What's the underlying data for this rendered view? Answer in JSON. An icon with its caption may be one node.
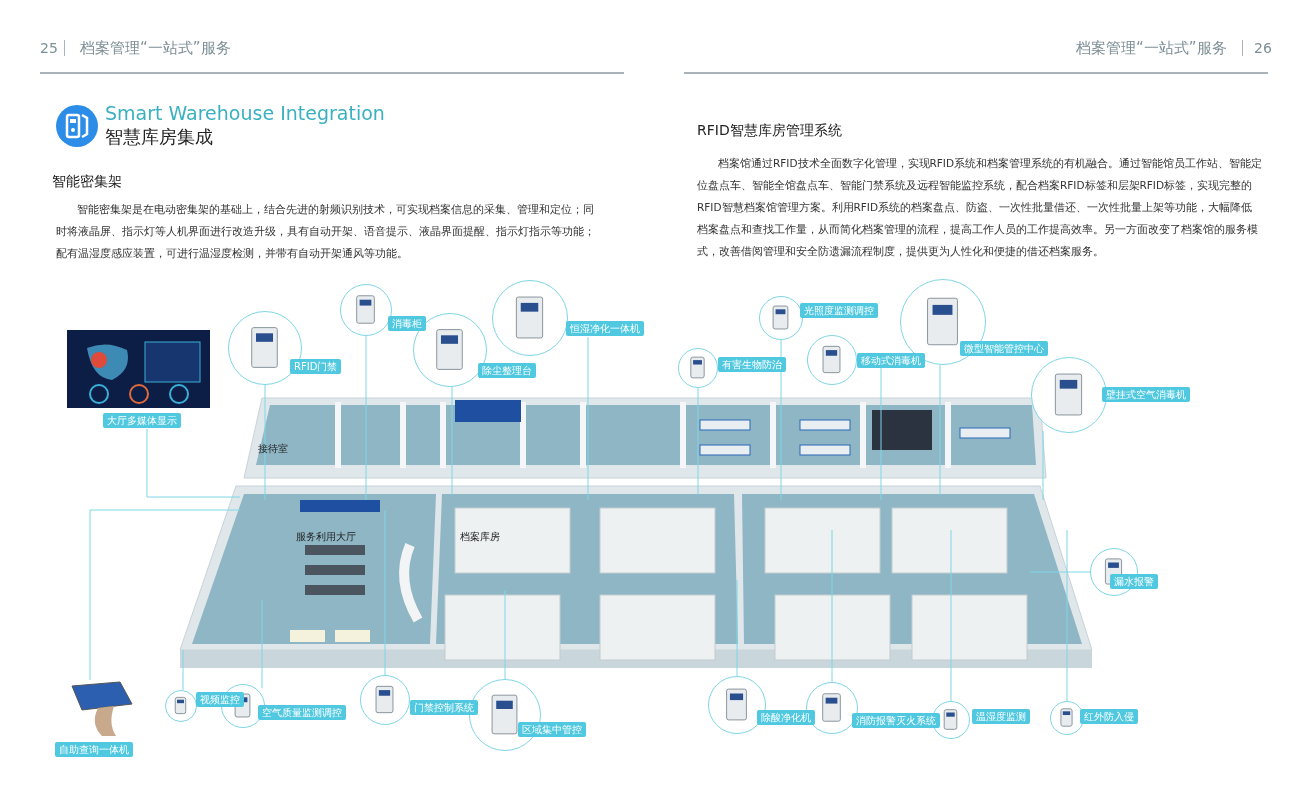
{
  "diagram": {
    "title": "Smart Warehouse Integration",
    "nodes": [
      {
        "text": [
          "大厅多媒体显示"
        ]
      },
      {
        "text": [
          "RFID门禁"
        ]
      },
      {
        "text": [
          "消毒柜"
        ]
      },
      {
        "text": [
          "除尘整理台"
        ]
      },
      {
        "text": [
          "恒湿净化一体机"
        ]
      },
      {
        "text": [
          "有害生物防治"
        ]
      },
      {
        "text": [
          "光照度监测调控"
        ]
      },
      {
        "text": [
          "移动式消毒机"
        ]
      },
      {
        "text": [
          "微型智能管控中心"
        ]
      },
      {
        "text": [
          "壁挂式空气消毒机"
        ]
      },
      {
        "text": [
          "漏水报警"
        ]
      },
      {
        "text": [
          "自助查询一体机"
        ]
      },
      {
        "text": [
          "视频监控"
        ]
      },
      {
        "text": [
          "空气质量监测调控"
        ]
      },
      {
        "text": [
          "门禁控制系统"
        ]
      },
      {
        "text": [
          "区域集中管控"
        ]
      },
      {
        "text": [
          "除酸净化机"
        ]
      },
      {
        "text": [
          "消防报警灭火系统"
        ]
      },
      {
        "text": [
          "温湿度监测"
        ]
      },
      {
        "text": [
          "红外防入侵"
        ]
      }
    ],
    "edges": [
      {
        "from": 0,
        "to": null,
        "arrow": "none"
      },
      {
        "from": 1,
        "to": null,
        "arrow": "none"
      },
      {
        "from": 2,
        "to": null,
        "arrow": "none"
      },
      {
        "from": 3,
        "to": null,
        "arrow": "none"
      },
      {
        "from": 4,
        "to": null,
        "arrow": "none"
      },
      {
        "from": 5,
        "to": null,
        "arrow": "none"
      },
      {
        "from": 6,
        "to": null,
        "arrow": "none"
      },
      {
        "from": 7,
        "to": null,
        "arrow": "none"
      },
      {
        "from": 8,
        "to": null,
        "arrow": "none"
      },
      {
        "from": 9,
        "to": null,
        "arrow": "none"
      },
      {
        "from": 10,
        "to": null,
        "arrow": "none"
      },
      {
        "from": 11,
        "to": null,
        "arrow": "none"
      },
      {
        "from": 12,
        "to": null,
        "arrow": "none"
      },
      {
        "from": 13,
        "to": null,
        "arrow": "none"
      },
      {
        "from": 14,
        "to": null,
        "arrow": "none"
      },
      {
        "from": 15,
        "to": null,
        "arrow": "none"
      },
      {
        "from": 16,
        "to": null,
        "arrow": "none"
      },
      {
        "from": 17,
        "to": null,
        "arrow": "none"
      },
      {
        "from": 18,
        "to": null,
        "arrow": "none"
      },
      {
        "from": 19,
        "to": null,
        "arrow": "none"
      }
    ],
    "labels": [
      "25",
      "档案管理“一站式”服务",
      "档案管理“一站式”服务",
      "26",
      "智慧库房集成",
      "智能密集架",
      "智能密集架是在电动密集架的基础上，结合先进的射频识别技术，可实现档案信息的采集、管理和定位；同时将液晶屏、指示灯等人机界面进行改造升级，具有自动开架、语音提示、液晶界面提醒、指示灯指示等功能；配有温湿度感应装置，可进行温湿度检测，并带有自动开架通风等功能。",
      "RFID智慧库房管理系统",
      "档案馆通过RFID技术全面数字化管理，实现RFID系统和档案管理系统的有机融合。通过智能馆员工作站、智能定位盘点车、智能全馆盘点车、智能门禁系统及远程智能监控系统，配合档案RFID标签和层架RFID标签，实现完整的RFID智慧档案馆管理方案。利用RFID系统的档案盘点、防盗、一次性批量借还、一次性批量上架等功能，大幅降低档案盘点和查找工作量，从而简化档案管理的流程，提高工作人员的工作提高效率。另一方面改变了档案馆的服务模式，改善借阅管理和安全防遗漏流程制度，提供更为人性化和便捷的借还档案服务。",
      "接待室",
      "服务利用大厅",
      "档案库房"
    ]
  }
}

*-*-*

**Exercise description:**
Repeat each record exactly, with the pictures left out.

**Task output:**
What's the underlying data for this rendered view? Answer in JSON. An icon with its caption may be one node.
{
  "diagram": {
    "title": "Smart Warehouse Integration",
    "nodes": [
      {
        "text": [
          "大厅多媒体显示"
        ]
      },
      {
        "text": [
          "RFID门禁"
        ]
      },
      {
        "text": [
          "消毒柜"
        ]
      },
      {
        "text": [
          "除尘整理台"
        ]
      },
      {
        "text": [
          "恒湿净化一体机"
        ]
      },
      {
        "text": [
          "有害生物防治"
        ]
      },
      {
        "text": [
          "光照度监测调控"
        ]
      },
      {
        "text": [
          "移动式消毒机"
        ]
      },
      {
        "text": [
          "微型智能管控中心"
        ]
      },
      {
        "text": [
          "壁挂式空气消毒机"
        ]
      },
      {
        "text": [
          "漏水报警"
        ]
      },
      {
        "text": [
          "自助查询一体机"
        ]
      },
      {
        "text": [
          "视频监控"
        ]
      },
      {
        "text": [
          "空气质量监测调控"
        ]
      },
      {
        "text": [
          "门禁控制系统"
        ]
      },
      {
        "text": [
          "区域集中管控"
        ]
      },
      {
        "text": [
          "除酸净化机"
        ]
      },
      {
        "text": [
          "消防报警灭火系统"
        ]
      },
      {
        "text": [
          "温湿度监测"
        ]
      },
      {
        "text": [
          "红外防入侵"
        ]
      }
    ],
    "edges": [
      {
        "from": 0,
        "to": null,
        "arrow": "none"
      },
      {
        "from": 1,
        "to": null,
        "arrow": "none"
      },
      {
        "from": 2,
        "to": null,
        "arrow": "none"
      },
      {
        "from": 3,
        "to": null,
        "arrow": "none"
      },
      {
        "from": 4,
        "to": null,
        "arrow": "none"
      },
      {
        "from": 5,
        "to": null,
        "arrow": "none"
      },
      {
        "from": 6,
        "to": null,
        "arrow": "none"
      },
      {
        "from": 7,
        "to": null,
        "arrow": "none"
      },
      {
        "from": 8,
        "to": null,
        "arrow": "none"
      },
      {
        "from": 9,
        "to": null,
        "arrow": "none"
      },
      {
        "from": 10,
        "to": null,
        "arrow": "none"
      },
      {
        "from": 11,
        "to": null,
        "arrow": "none"
      },
      {
        "from": 12,
        "to": null,
        "arrow": "none"
      },
      {
        "from": 13,
        "to": null,
        "arrow": "none"
      },
      {
        "from": 14,
        "to": null,
        "arrow": "none"
      },
      {
        "from": 15,
        "to": null,
        "arrow": "none"
      },
      {
        "from": 16,
        "to": null,
        "arrow": "none"
      },
      {
        "from": 17,
        "to": null,
        "arrow": "none"
      },
      {
        "from": 18,
        "to": null,
        "arrow": "none"
      },
      {
        "from": 19,
        "to": null,
        "arrow": "none"
      }
    ],
    "labels": [
      "25",
      "档案管理“一站式”服务",
      "档案管理“一站式”服务",
      "26",
      "智慧库房集成",
      "智能密集架",
      "智能密集架是在电动密集架的基础上，结合先进的射频识别技术，可实现档案信息的采集、管理和定位；同时将液晶屏、指示灯等人机界面进行改造升级，具有自动开架、语音提示、液晶界面提醒、指示灯指示等功能；配有温湿度感应装置，可进行温湿度检测，并带有自动开架通风等功能。",
      "RFID智慧库房管理系统",
      "档案馆通过RFID技术全面数字化管理，实现RFID系统和档案管理系统的有机融合。通过智能馆员工作站、智能定位盘点车、智能全馆盘点车、智能门禁系统及远程智能监控系统，配合档案RFID标签和层架RFID标签，实现完整的RFID智慧档案馆管理方案。利用RFID系统的档案盘点、防盗、一次性批量借还、一次性批量上架等功能，大幅降低档案盘点和查找工作量，从而简化档案管理的流程，提高工作人员的工作提高效率。另一方面改变了档案馆的服务模式，改善借阅管理和安全防遗漏流程制度，提供更为人性化和便捷的借还档案服务。",
      "接待室",
      "服务利用大厅",
      "档案库房"
    ]
  }
}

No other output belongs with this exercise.